*** Opening of Data for analysis ***
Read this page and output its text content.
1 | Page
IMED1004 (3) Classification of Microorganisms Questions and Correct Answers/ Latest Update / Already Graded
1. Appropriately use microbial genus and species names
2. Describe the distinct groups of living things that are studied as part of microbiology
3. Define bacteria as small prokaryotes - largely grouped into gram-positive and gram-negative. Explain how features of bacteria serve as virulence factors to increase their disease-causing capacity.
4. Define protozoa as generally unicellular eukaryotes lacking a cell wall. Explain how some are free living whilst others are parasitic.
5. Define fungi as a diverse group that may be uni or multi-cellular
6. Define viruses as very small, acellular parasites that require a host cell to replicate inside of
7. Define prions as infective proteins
*** Close of Data for analysis ***
** Exercise brief **
Recopy the records without any alteration.

** Task result **
Read this page and output its text content.
1 | Page
IMED1004 (3) Classification of Microorganisms Questions and Correct Answers/ Latest Update / Already Graded
1. Appropriately use microbial genus and species names
2. Describe the distinct groups of living things that are studied as part of microbiology
3. Define bacteria as small prokaryotes - largely grouped into gram-positive and gram-negative. Explain how features of bacteria serve as virulence factors to increase their disease-causing capacity.
4. Define protozoa as generally unicellular eukaryotes lacking a cell wall. Explain how some are free living whilst others are parasitic.
5. Define fungi as a diverse group that may be uni or multi-cellular
6. Define viruses as very small, acellular parasites that require a host cell to replicate inside of
7. Define prions as infective proteins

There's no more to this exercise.